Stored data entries
------------------------

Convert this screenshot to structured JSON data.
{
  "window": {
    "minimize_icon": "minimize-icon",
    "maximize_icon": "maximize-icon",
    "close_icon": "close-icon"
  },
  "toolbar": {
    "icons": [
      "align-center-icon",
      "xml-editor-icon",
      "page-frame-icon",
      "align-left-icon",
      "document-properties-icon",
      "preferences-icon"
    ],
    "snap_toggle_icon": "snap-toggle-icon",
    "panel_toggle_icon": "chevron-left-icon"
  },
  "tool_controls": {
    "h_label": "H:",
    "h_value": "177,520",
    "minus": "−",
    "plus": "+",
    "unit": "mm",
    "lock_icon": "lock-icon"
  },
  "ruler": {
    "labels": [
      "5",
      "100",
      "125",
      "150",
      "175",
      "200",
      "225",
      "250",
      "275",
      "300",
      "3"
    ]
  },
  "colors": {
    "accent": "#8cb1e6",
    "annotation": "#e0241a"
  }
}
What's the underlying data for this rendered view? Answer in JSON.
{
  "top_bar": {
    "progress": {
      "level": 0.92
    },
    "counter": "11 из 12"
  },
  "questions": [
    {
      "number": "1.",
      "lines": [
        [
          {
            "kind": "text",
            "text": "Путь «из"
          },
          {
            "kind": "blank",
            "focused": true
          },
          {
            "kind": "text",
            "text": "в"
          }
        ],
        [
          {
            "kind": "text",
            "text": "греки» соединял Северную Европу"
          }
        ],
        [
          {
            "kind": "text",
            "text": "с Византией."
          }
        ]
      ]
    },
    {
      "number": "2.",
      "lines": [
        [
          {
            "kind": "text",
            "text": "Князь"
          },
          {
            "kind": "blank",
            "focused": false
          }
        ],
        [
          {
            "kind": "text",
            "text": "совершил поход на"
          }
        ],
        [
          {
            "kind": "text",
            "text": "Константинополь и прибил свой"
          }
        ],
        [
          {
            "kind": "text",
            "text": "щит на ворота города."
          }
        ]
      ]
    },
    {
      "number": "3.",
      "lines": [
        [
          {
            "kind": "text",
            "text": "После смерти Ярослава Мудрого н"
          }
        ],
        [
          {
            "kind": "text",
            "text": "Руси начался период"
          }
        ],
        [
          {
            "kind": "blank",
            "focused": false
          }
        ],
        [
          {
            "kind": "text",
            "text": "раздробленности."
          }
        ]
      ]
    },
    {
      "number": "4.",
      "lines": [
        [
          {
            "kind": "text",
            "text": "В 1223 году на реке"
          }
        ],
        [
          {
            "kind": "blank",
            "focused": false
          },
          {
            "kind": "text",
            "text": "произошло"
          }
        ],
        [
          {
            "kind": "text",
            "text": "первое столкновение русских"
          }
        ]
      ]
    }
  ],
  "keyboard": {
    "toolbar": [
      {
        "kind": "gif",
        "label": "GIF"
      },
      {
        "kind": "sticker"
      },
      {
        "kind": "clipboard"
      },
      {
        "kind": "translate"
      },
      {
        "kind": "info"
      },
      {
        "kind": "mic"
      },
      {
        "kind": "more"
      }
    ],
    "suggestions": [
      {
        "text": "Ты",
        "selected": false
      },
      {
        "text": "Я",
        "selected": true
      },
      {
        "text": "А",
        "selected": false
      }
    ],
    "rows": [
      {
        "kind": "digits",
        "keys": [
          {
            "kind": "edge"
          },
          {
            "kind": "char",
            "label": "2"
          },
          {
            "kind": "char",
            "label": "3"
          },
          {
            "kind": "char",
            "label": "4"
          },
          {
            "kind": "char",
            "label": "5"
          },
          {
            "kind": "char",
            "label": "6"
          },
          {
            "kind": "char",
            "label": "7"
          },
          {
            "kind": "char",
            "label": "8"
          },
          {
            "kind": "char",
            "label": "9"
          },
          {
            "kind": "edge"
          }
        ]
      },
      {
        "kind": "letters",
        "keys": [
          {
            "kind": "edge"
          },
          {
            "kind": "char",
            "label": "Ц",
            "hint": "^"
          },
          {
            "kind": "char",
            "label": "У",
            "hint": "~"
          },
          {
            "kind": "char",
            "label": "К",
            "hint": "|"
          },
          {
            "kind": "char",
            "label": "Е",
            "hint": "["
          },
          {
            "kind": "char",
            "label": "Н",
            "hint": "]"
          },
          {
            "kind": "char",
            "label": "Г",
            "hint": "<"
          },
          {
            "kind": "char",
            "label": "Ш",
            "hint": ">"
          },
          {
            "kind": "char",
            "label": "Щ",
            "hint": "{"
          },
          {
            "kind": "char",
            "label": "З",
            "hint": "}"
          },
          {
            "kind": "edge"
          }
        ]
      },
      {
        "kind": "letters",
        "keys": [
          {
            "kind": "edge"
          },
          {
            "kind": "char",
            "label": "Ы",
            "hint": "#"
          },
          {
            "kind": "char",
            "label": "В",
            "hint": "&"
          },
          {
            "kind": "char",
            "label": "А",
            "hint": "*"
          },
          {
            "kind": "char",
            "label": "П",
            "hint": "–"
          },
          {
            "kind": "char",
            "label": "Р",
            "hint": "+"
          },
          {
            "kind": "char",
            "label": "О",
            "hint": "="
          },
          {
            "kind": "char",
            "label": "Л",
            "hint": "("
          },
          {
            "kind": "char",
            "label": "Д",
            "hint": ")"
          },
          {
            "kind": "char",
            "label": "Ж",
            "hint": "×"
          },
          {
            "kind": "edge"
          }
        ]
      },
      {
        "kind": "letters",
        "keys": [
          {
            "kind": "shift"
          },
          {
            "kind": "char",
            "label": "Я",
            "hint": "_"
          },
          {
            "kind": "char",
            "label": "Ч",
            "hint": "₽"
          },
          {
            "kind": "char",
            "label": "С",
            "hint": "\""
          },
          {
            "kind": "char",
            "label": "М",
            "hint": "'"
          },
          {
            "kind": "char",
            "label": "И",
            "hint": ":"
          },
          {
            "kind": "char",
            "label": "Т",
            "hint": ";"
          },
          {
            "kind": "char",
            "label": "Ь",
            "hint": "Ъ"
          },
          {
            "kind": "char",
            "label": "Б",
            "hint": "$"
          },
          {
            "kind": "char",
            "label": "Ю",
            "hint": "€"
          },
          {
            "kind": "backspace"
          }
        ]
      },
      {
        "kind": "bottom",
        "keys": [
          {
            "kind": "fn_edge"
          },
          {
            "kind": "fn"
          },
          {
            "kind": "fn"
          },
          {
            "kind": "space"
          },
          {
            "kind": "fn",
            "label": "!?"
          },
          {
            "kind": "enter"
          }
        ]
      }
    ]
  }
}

------------------------

**Do this:**
Reproduce each entry exactly, leaving out nothing.

**Written response:**
Convert this screenshot to structured JSON data.
{
  "window": {
    "minimize_icon": "minimize-icon",
    "maximize_icon": "maximize-icon",
    "close_icon": "close-icon"
  },
  "toolbar": {
    "icons": [
      "align-center-icon",
      "xml-editor-icon",
      "page-frame-icon",
      "align-left-icon",
      "document-properties-icon",
      "preferences-icon"
    ],
    "snap_toggle_icon": "snap-toggle-icon",
    "panel_toggle_icon": "chevron-left-icon"
  },
  "tool_controls": {
    "h_label": "H:",
    "h_value": "177,520",
    "minus": "−",
    "plus": "+",
    "unit": "mm",
    "lock_icon": "lock-icon"
  },
  "ruler": {
    "labels": [
      "5",
      "100",
      "125",
      "150",
      "175",
      "200",
      "225",
      "250",
      "275",
      "300",
      "3"
    ]
  },
  "colors": {
    "accent": "#8cb1e6",
    "annotation": "#e0241a"
  }
}
What's the underlying data for this rendered view? Answer in JSON.
{
  "top_bar": {
    "progress": {
      "level": 0.92
    },
    "counter": "11 из 12"
  },
  "questions": [
    {
      "number": "1.",
      "lines": [
        [
          {
            "kind": "text",
            "text": "Путь «из"
          },
          {
            "kind": "blank",
            "focused": true
          },
          {
            "kind": "text",
            "text": "в"
          }
        ],
        [
          {
            "kind": "text",
            "text": "греки» соединял Северную Европу"
          }
        ],
        [
          {
            "kind": "text",
            "text": "с Византией."
          }
        ]
      ]
    },
    {
      "number": "2.",
      "lines": [
        [
          {
            "kind": "text",
            "text": "Князь"
          },
          {
            "kind": "blank",
            "focused": false
          }
        ],
        [
          {
            "kind": "text",
            "text": "совершил поход на"
          }
        ],
        [
          {
            "kind": "text",
            "text": "Константинополь и прибил свой"
          }
        ],
        [
          {
            "kind": "text",
            "text": "щит на ворота города."
          }
        ]
      ]
    },
    {
      "number": "3.",
      "lines": [
        [
          {
            "kind": "text",
            "text": "После смерти Ярослава Мудрого н"
          }
        ],
        [
          {
            "kind": "text",
            "text": "Руси начался период"
          }
        ],
        [
          {
            "kind": "blank",
            "focused": false
          }
        ],
        [
          {
            "kind": "text",
            "text": "раздробленности."
          }
        ]
      ]
    },
    {
      "number": "4.",
      "lines": [
        [
          {
            "kind": "text",
            "text": "В 1223 году на реке"
          }
        ],
        [
          {
            "kind": "blank",
            "focused": false
          },
          {
            "kind": "text",
            "text": "произошло"
          }
        ],
        [
          {
            "kind": "text",
            "text": "первое столкновение русских"
          }
        ]
      ]
    }
  ],
  "keyboard": {
    "toolbar": [
      {
        "kind": "gif",
        "label": "GIF"
      },
      {
        "kind": "sticker"
      },
      {
        "kind": "clipboard"
      },
      {
        "kind": "translate"
      },
      {
        "kind": "info"
      },
      {
        "kind": "mic"
      },
      {
        "kind": "more"
      }
    ],
    "suggestions": [
      {
        "text": "Ты",
        "selected": false
      },
      {
        "text": "Я",
        "selected": true
      },
      {
        "text": "А",
        "selected": false
      }
    ],
    "rows": [
      {
        "kind": "digits",
        "keys": [
          {
            "kind": "edge"
          },
          {
            "kind": "char",
            "label": "2"
          },
          {
            "kind": "char",
            "label": "3"
          },
          {
            "kind": "char",
            "label": "4"
          },
          {
            "kind": "char",
            "label": "5"
          },
          {
            "kind": "char",
            "label": "6"
          },
          {
            "kind": "char",
            "label": "7"
          },
          {
            "kind": "char",
            "label": "8"
          },
          {
            "kind": "char",
            "label": "9"
          },
          {
            "kind": "edge"
          }
        ]
      },
      {
        "kind": "letters",
        "keys": [
          {
            "kind": "edge"
          },
          {
            "kind": "char",
            "label": "Ц",
            "hint": "^"
          },
          {
            "kind": "char",
            "label": "У",
            "hint": "~"
          },
          {
            "kind": "char",
            "label": "К",
            "hint": "|"
          },
          {
            "kind": "char",
            "label": "Е",
            "hint": "["
          },
          {
            "kind": "char",
            "label": "Н",
            "hint": "]"
          },
          {
            "kind": "char",
            "label": "Г",
            "hint": "<"
          },
          {
            "kind": "char",
            "label": "Ш",
            "hint": ">"
          },
          {
            "kind": "char",
            "label": "Щ",
            "hint": "{"
          },
          {
            "kind": "char",
            "label": "З",
            "hint": "}"
          },
          {
            "kind": "edge"
          }
        ]
      },
      {
        "kind": "letters",
        "keys": [
          {
            "kind": "edge"
          },
          {
            "kind": "char",
            "label": "Ы",
            "hint": "#"
          },
          {
            "kind": "char",
            "label": "В",
            "hint": "&"
          },
          {
            "kind": "char",
            "label": "А",
            "hint": "*"
          },
          {
            "kind": "char",
            "label": "П",
            "hint": "–"
          },
          {
            "kind": "char",
            "label": "Р",
            "hint": "+"
          },
          {
            "kind": "char",
            "label": "О",
            "hint": "="
          },
          {
            "kind": "char",
            "label": "Л",
            "hint": "("
          },
          {
            "kind": "char",
            "label": "Д",
            "hint": ")"
          },
          {
            "kind": "char",
            "label": "Ж",
            "hint": "×"
          },
          {
            "kind": "edge"
          }
        ]
      },
      {
        "kind": "letters",
        "keys": [
          {
            "kind": "shift"
          },
          {
            "kind": "char",
            "label": "Я",
            "hint": "_"
          },
          {
            "kind": "char",
            "label": "Ч",
            "hint": "₽"
          },
          {
            "kind": "char",
            "label": "С",
            "hint": "\""
          },
          {
            "kind": "char",
            "label": "М",
            "hint": "'"
          },
          {
            "kind": "char",
            "label": "И",
            "hint": ":"
          },
          {
            "kind": "char",
            "label": "Т",
            "hint": ";"
          },
          {
            "kind": "char",
            "label": "Ь",
            "hint": "Ъ"
          },
          {
            "kind": "char",
            "label": "Б",
            "hint": "$"
          },
          {
            "kind": "char",
            "label": "Ю",
            "hint": "€"
          },
          {
            "kind": "backspace"
          }
        ]
      },
      {
        "kind": "bottom",
        "keys": [
          {
            "kind": "fn_edge"
          },
          {
            "kind": "fn"
          },
          {
            "kind": "fn"
          },
          {
            "kind": "space"
          },
          {
            "kind": "fn",
            "label": "!?"
          },
          {
            "kind": "enter"
          }
        ]
      }
    ]
  }
}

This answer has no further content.